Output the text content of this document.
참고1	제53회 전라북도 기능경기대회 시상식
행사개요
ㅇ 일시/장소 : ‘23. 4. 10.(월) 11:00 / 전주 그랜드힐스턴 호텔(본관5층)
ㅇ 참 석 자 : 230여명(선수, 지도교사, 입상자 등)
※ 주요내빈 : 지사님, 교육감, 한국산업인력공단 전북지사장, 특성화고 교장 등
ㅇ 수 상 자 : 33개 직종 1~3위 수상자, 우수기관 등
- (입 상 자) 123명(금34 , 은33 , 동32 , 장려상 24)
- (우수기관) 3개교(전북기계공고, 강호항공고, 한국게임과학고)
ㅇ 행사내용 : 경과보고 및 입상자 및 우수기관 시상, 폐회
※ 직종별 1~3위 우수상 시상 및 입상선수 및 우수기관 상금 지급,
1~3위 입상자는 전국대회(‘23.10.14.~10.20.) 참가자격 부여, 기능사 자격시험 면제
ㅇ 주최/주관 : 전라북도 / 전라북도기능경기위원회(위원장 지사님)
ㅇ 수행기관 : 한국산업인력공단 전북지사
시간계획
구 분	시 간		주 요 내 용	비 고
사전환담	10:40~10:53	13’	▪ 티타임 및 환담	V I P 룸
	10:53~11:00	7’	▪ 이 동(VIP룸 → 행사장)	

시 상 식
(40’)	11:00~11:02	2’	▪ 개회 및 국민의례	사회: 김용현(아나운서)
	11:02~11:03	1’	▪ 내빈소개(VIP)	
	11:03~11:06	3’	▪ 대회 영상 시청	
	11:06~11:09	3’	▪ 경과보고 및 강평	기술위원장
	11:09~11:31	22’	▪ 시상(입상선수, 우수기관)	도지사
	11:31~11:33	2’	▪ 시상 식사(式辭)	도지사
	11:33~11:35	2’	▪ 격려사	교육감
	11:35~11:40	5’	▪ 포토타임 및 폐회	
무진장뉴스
+ + + + +
**Problem to solve**
Reproduce the listing in full. Keep it exactly as written.

**Completed exercise**
Output the text content of this document.
참고1	제53회 전라북도 기능경기대회 시상식
행사개요
ㅇ 일시/장소 : ‘23. 4. 10.(월) 11:00 / 전주 그랜드힐스턴 호텔(본관5층)
ㅇ 참 석 자 : 230여명(선수, 지도교사, 입상자 등)
※ 주요내빈 : 지사님, 교육감, 한국산업인력공단 전북지사장, 특성화고 교장 등
ㅇ 수 상 자 : 33개 직종 1~3위 수상자, 우수기관 등
- (입 상 자) 123명(금34 , 은33 , 동32 , 장려상 24)
- (우수기관) 3개교(전북기계공고, 강호항공고, 한국게임과학고)
ㅇ 행사내용 : 경과보고 및 입상자 및 우수기관 시상, 폐회
※ 직종별 1~3위 우수상 시상 및 입상선수 및 우수기관 상금 지급,
1~3위 입상자는 전국대회(‘23.10.14.~10.20.) 참가자격 부여, 기능사 자격시험 면제
ㅇ 주최/주관 : 전라북도 / 전라북도기능경기위원회(위원장 지사님)
ㅇ 수행기관 : 한국산업인력공단 전북지사
시간계획
구 분	시 간		주 요 내 용	비 고
사전환담	10:40~10:53	13’	▪ 티타임 및 환담	V I P 룸
	10:53~11:00	7’	▪ 이 동(VIP룸 → 행사장)	

시 상 식
(40’)	11:00~11:02	2’	▪ 개회 및 국민의례	사회: 김용현(아나운서)
	11:02~11:03	1’	▪ 내빈소개(VIP)	
	11:03~11:06	3’	▪ 대회 영상 시청	
	11:06~11:09	3’	▪ 경과보고 및 강평	기술위원장
	11:09~11:31	22’	▪ 시상(입상선수, 우수기관)	도지사
	11:31~11:33	2’	▪ 시상 식사(式辭)	도지사
	11:33~11:35	2’	▪ 격려사	교육감
	11:35~11:40	5’	▪ 포토타임 및 폐회	
무진장뉴스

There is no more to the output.